» Set problem: Reading down the listing below, count the lines where the word "heading" shows up, then give only that count.

» Records for this exercise:
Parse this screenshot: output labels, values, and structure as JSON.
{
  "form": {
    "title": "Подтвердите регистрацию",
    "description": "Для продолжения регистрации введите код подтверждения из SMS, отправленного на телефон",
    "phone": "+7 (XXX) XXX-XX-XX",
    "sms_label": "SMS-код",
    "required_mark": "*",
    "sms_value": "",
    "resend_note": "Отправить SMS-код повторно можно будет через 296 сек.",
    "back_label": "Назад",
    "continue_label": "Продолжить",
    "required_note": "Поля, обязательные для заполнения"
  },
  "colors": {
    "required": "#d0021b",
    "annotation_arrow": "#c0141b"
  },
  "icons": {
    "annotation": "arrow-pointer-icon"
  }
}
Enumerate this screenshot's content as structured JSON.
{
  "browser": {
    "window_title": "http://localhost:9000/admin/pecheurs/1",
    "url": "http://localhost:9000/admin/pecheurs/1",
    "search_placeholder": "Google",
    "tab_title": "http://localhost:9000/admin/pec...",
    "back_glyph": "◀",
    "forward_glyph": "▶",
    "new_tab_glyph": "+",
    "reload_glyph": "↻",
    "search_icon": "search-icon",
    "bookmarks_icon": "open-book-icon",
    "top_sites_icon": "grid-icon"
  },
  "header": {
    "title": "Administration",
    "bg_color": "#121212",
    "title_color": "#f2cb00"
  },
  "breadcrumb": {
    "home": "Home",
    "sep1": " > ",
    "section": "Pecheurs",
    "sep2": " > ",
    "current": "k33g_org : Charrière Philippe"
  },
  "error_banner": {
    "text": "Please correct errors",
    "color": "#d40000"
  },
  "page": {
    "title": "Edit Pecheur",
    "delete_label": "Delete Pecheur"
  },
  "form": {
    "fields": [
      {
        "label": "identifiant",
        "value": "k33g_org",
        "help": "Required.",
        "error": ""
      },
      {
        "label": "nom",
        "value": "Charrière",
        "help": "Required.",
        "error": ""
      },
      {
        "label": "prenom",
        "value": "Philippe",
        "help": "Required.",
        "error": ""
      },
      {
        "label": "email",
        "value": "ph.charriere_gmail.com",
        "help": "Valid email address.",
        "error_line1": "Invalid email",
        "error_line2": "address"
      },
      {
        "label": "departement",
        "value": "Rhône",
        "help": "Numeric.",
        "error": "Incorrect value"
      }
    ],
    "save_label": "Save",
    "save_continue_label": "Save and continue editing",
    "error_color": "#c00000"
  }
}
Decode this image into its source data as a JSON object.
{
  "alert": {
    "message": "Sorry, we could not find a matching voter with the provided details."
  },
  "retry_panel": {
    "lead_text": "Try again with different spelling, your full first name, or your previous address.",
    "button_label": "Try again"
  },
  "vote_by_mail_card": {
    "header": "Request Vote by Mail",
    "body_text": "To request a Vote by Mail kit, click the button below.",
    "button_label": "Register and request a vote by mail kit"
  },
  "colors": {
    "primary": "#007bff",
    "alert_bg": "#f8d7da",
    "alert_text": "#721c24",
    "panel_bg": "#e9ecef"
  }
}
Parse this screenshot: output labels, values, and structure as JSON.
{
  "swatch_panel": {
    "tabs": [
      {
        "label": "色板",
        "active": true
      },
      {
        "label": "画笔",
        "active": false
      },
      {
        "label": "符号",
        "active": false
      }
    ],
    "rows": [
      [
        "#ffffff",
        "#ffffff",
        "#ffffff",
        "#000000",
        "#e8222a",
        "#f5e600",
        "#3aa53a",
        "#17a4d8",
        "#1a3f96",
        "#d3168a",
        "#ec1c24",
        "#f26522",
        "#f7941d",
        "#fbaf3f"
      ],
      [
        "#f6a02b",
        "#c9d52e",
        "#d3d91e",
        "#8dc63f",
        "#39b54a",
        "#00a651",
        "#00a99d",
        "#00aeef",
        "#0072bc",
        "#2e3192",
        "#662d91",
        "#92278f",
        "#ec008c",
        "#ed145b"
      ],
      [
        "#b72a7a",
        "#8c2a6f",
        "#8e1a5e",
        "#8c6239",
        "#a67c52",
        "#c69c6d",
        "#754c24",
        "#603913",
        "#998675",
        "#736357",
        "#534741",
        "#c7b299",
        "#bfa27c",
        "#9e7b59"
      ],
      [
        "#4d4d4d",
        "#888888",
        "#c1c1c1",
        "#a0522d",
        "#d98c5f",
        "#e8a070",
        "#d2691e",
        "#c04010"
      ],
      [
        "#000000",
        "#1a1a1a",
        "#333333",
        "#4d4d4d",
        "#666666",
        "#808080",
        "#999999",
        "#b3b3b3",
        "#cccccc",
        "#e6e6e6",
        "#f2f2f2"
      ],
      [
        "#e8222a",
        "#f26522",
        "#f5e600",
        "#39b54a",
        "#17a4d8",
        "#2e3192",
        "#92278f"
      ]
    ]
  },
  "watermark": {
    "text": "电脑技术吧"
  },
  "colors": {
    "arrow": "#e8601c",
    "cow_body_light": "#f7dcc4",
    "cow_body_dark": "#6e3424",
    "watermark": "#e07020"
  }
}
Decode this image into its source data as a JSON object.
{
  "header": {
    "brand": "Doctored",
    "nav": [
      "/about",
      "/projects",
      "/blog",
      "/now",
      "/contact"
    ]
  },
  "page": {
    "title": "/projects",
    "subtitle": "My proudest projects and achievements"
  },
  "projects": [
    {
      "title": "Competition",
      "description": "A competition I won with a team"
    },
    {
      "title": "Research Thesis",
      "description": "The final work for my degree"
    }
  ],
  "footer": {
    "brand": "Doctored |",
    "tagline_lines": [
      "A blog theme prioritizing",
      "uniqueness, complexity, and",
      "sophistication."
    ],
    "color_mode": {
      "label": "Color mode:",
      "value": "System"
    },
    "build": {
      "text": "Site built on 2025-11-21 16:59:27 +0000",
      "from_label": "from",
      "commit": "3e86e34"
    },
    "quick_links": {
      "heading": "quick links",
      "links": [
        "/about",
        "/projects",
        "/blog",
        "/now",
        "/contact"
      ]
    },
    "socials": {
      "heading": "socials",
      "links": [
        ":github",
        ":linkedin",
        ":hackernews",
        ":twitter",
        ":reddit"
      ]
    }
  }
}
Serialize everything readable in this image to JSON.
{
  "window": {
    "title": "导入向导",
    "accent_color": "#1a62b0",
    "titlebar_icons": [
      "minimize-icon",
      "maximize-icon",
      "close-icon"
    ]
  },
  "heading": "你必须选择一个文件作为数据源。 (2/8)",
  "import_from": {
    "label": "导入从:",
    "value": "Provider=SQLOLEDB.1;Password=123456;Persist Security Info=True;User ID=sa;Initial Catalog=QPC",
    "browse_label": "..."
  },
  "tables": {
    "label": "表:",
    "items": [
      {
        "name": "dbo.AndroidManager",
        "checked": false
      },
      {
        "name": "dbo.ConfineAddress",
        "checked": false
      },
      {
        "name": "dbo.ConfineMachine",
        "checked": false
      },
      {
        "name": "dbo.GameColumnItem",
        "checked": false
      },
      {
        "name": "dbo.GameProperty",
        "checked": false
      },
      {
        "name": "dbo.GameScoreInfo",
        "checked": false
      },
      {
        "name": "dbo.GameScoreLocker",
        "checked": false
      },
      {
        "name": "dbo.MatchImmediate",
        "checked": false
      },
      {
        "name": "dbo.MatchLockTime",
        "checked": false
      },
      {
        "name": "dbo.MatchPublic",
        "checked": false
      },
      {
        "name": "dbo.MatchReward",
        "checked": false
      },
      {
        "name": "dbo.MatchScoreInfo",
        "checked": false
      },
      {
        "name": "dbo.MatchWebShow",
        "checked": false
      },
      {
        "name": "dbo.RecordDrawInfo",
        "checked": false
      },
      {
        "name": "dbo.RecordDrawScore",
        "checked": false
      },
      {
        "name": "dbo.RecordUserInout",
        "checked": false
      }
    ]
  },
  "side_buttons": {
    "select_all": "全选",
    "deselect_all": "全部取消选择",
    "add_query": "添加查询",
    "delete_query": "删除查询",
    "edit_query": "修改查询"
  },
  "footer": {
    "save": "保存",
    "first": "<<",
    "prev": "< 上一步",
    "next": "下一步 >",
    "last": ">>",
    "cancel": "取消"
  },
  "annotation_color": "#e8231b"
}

» Answer to this problem: 3